» **Short exercise**
Separate out the lines that hold "completed".

───── Input material

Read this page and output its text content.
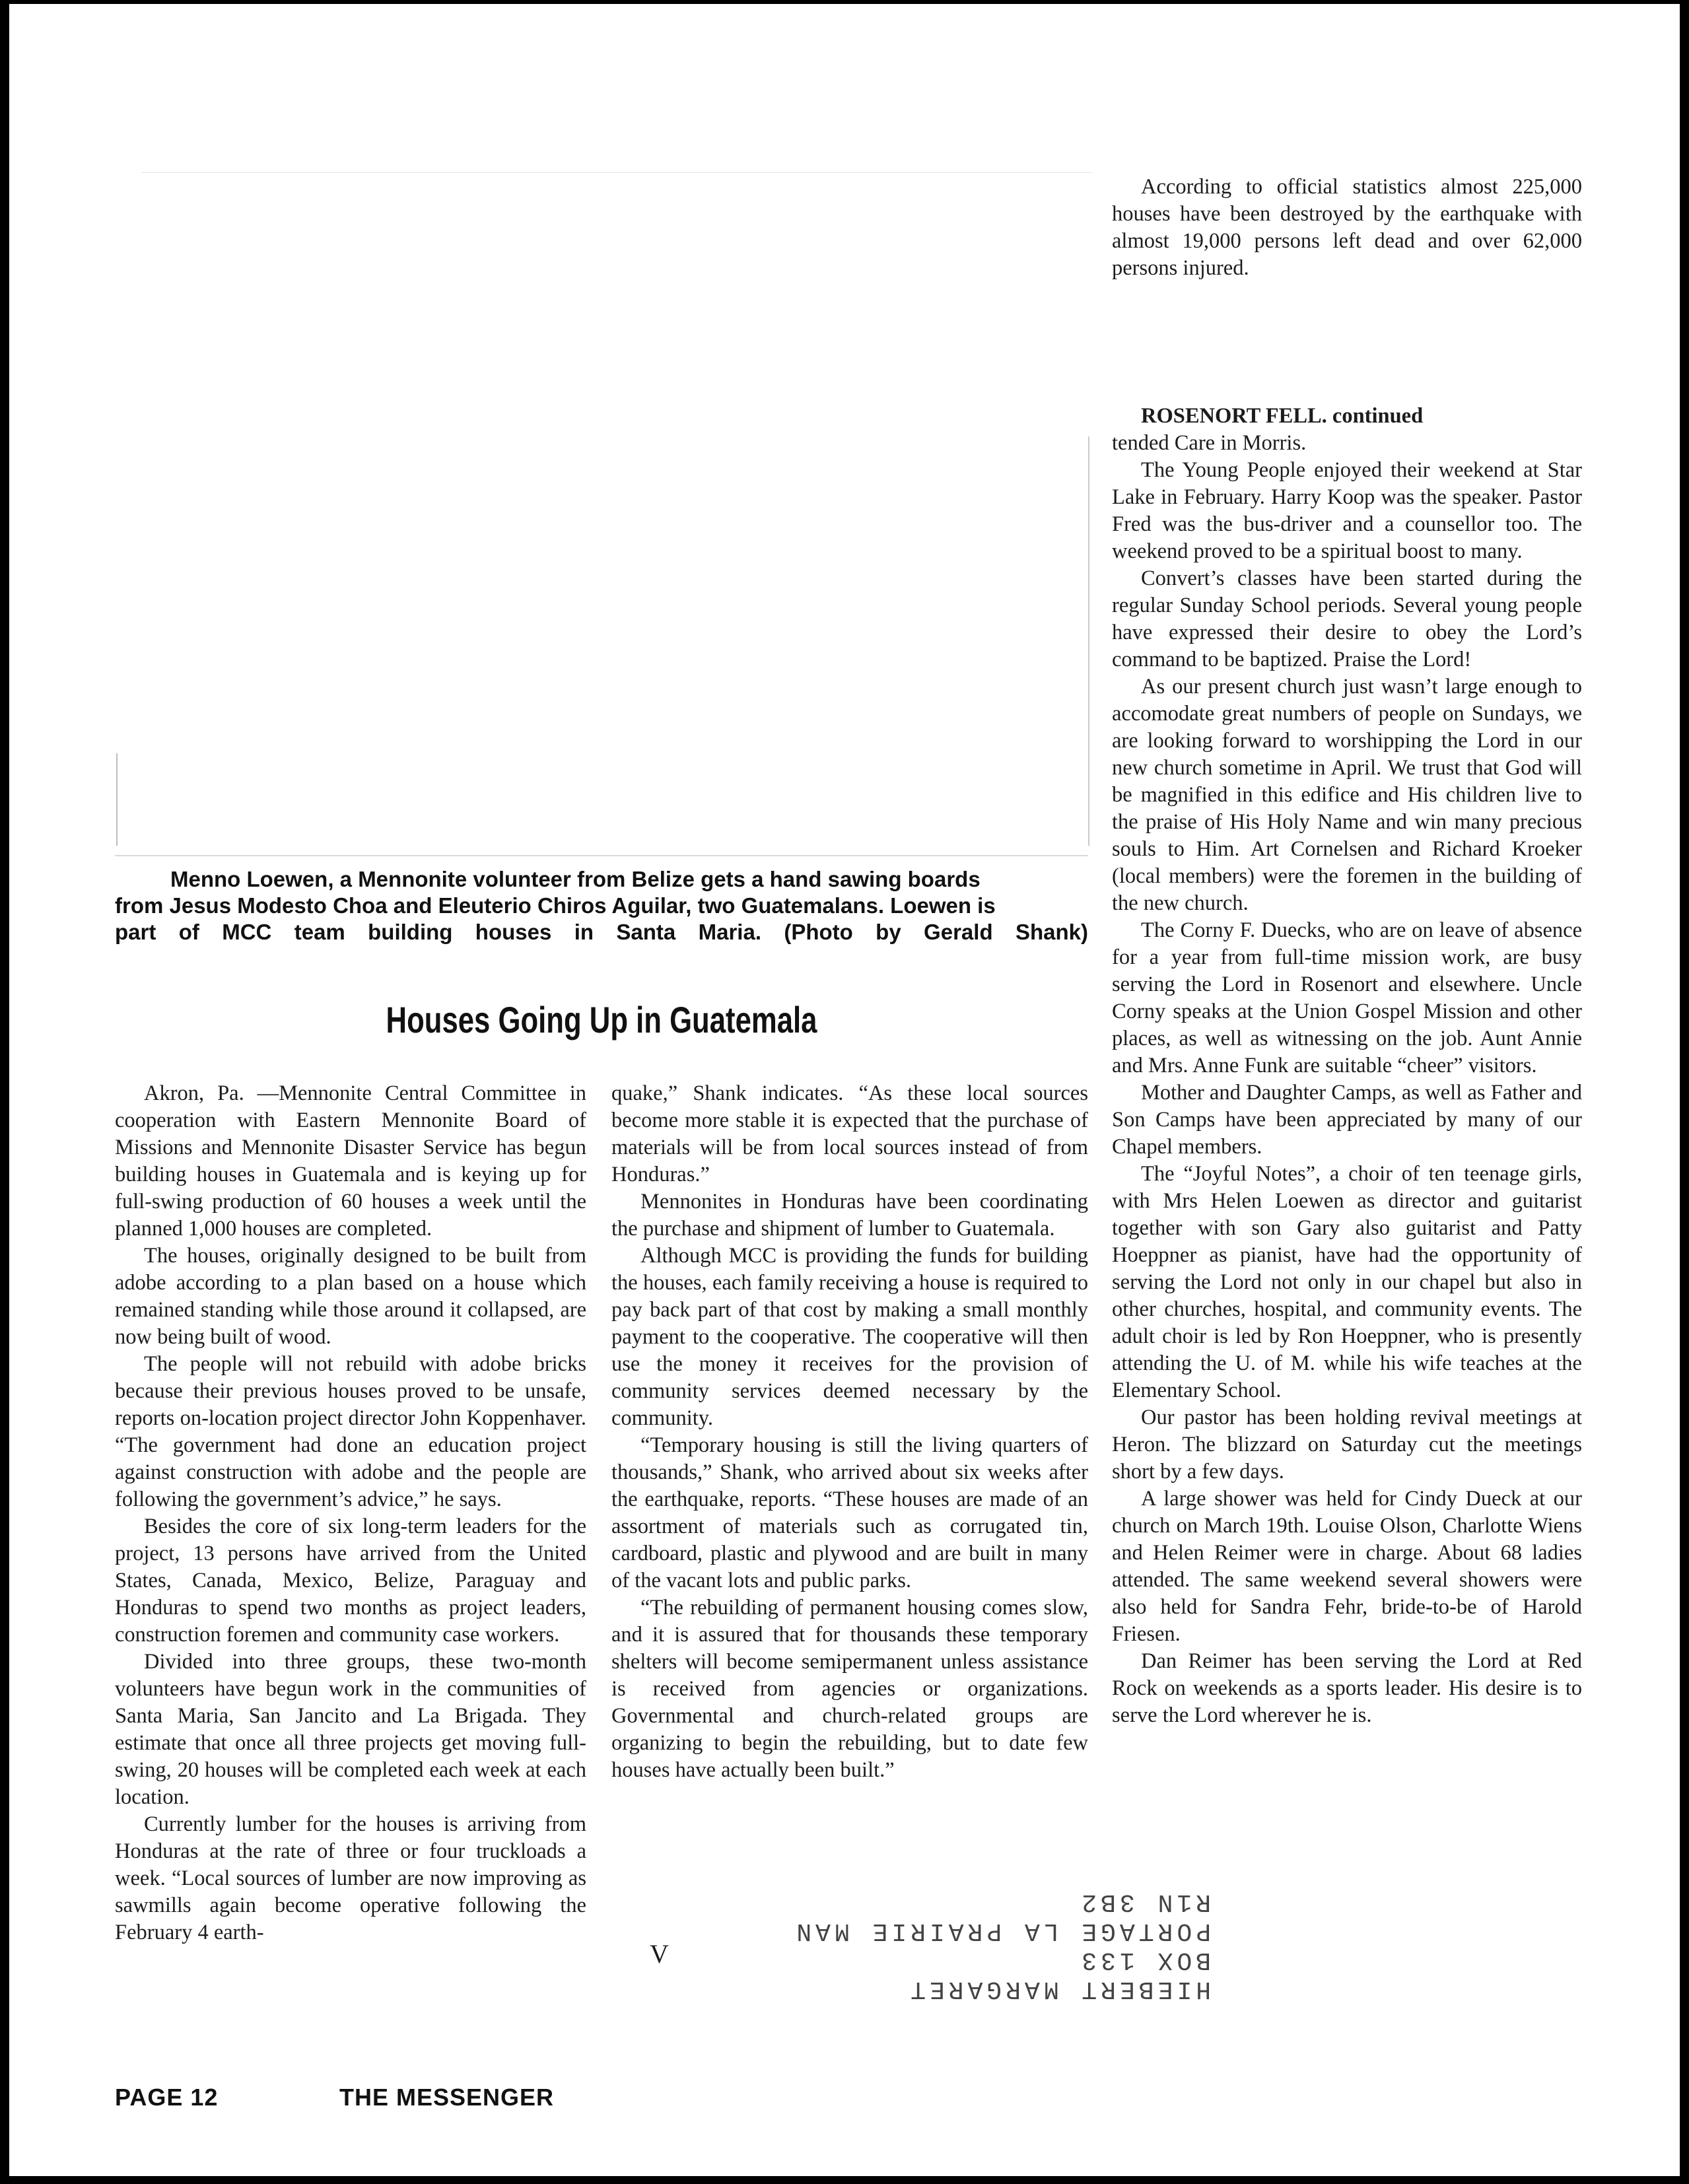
Menno Loewen, a Mennonite volunteer from Belize gets a hand sawing boards
from Jesus Modesto Choa and Eleuterio Chiros Aguilar, two Guatemalans. Loewen is
part of MCC team building houses in Santa Maria. (Photo by Gerald Shank)
Houses Going Up in Guatemala

Akron, Pa. —Mennonite Central Committee in cooperation with Eastern Mennonite Board of Missions and Mennonite Disaster Service has begun building houses in Guatemala and is keying up for full-swing production of 60 houses a week until the planned 1,000 houses are completed.

The houses, originally designed to be built from adobe according to a plan based on a house which remained standing while those around it collapsed, are now being built of wood.

The people will not rebuild with adobe bricks because their previous houses proved to be unsafe, reports on-location project director John Koppenhaver. “The government had done an education project against construction with adobe and the people are following the government’s advice,” he says.

Besides the core of six long-term leaders for the project, 13 persons have arrived from the United States, Canada, Mexico, Belize, Paraguay and Honduras to spend two months as project leaders, construction foremen and community case workers.

Divided into three groups, these two-month volunteers have begun work in the communities of Santa Maria, San Jancito and La Brigada. They estimate that once all three projects get moving full-swing, 20 houses will be completed each week at each location.

Currently lumber for the houses is arriving from Honduras at the rate of three or four truckloads a week. “Local sources of lumber are now improving as sawmills again become operative following the February 4 earth-

quake,” Shank indicates. “As these local sources become more stable it is expected that the purchase of materials will be from local sources instead of from Honduras.”

Mennonites in Honduras have been coordinating the purchase and shipment of lumber to Guatemala.

Although MCC is providing the funds for building the houses, each family receiving a house is required to pay back part of that cost by making a small monthly payment to the cooperative. The cooperative will then use the money it receives for the provision of community services deemed necessary by the community.

“Temporary housing is still the living quarters of thousands,” Shank, who arrived about six weeks after the earthquake, reports. “These houses are made of an assortment of materials such as corrugated tin, cardboard, plastic and plywood and are built in many of the vacant lots and public parks.

“The rebuilding of permanent housing comes slow, and it is assured that for thousands these temporary shelters will become semipermanent unless assistance is received from agencies or organizations. Governmental and church-related groups are organizing to begin the rebuilding, but to date few houses have actually been built.”

According to official statistics almost 225,000 houses have been destroyed by the earthquake with almost 19,000 persons left dead and over 62,000 persons injured.

ROSENORT FELL. continued

tended Care in Morris.

The Young People enjoyed their weekend at Star Lake in February. Harry Koop was the speaker. Pastor Fred was the bus-driver and a counsellor too. The weekend proved to be a spiritual boost to many.

Convert’s classes have been started during the regular Sunday School periods. Several young people have expressed their desire to obey the Lord’s command to be baptized. Praise the Lord!

As our present church just wasn’t large enough to accomodate great numbers of people on Sundays, we are looking forward to worshipping the Lord in our new church sometime in April. We trust that God will be magnified in this edifice and His children live to the praise of His Holy Name and win many precious souls to Him. Art Cornelsen and Richard Kroeker (local members) were the foremen in the building of the new church.

The Corny F. Duecks, who are on leave of absence for a year from full-time mission work, are busy serving the Lord in Rosenort and elsewhere. Uncle Corny speaks at the Union Gospel Mission and other places, as well as witnessing on the job. Aunt Annie and Mrs. Anne Funk are suitable “cheer” visitors.

Mother and Daughter Camps, as well as Father and Son Camps have been appreciated by many of our Chapel members.

The “Joyful Notes”, a choir of ten teenage girls, with Mrs Helen Loewen as director and guitarist together with son Gary also guitarist and Patty Hoeppner as pianist, have had the opportunity of serving the Lord not only in our chapel but also in other churches, hospital, and community events. The adult choir is led by Ron Hoeppner, who is presently attending the U. of M. while his wife teaches at the Elementary School.

Our pastor has been holding revival meetings at Heron. The blizzard on Saturday cut the meetings short by a few days.

A large shower was held for Cindy Dueck at our church on March 19th. Louise Olson, Charlotte Wiens and Helen Reimer were in charge. About 68 ladies attended. The same weekend several showers were also held for Sandra Fehr, bride-to-be of Harold Friesen.

Dan Reimer has been serving the Lord at Red Rock on weekends as a sports leader. His desire is to serve the Lord wherever he is.

HIEBERT MARGARET
BOX 133
PORTAGE LA PRAIRIE MAN
R1N 3B2
V
PAGE 12	THE MESSENGER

──────────

» **Answer for this exercise**
Akron, Pa. —Mennonite Central Committee in cooperation with Eastern Mennonite Board of Missions and Mennonite Disaster Service has begun building houses in Guatemala and is keying up for full-swing production of 60 houses a week until the planned 1,000 houses are completed.
Divided into three groups, these two-month volunteers have begun work in the communities of Santa Maria, San Jancito and La Brigada. They estimate that once all three projects get moving full-swing, 20 houses will be completed each week at each location.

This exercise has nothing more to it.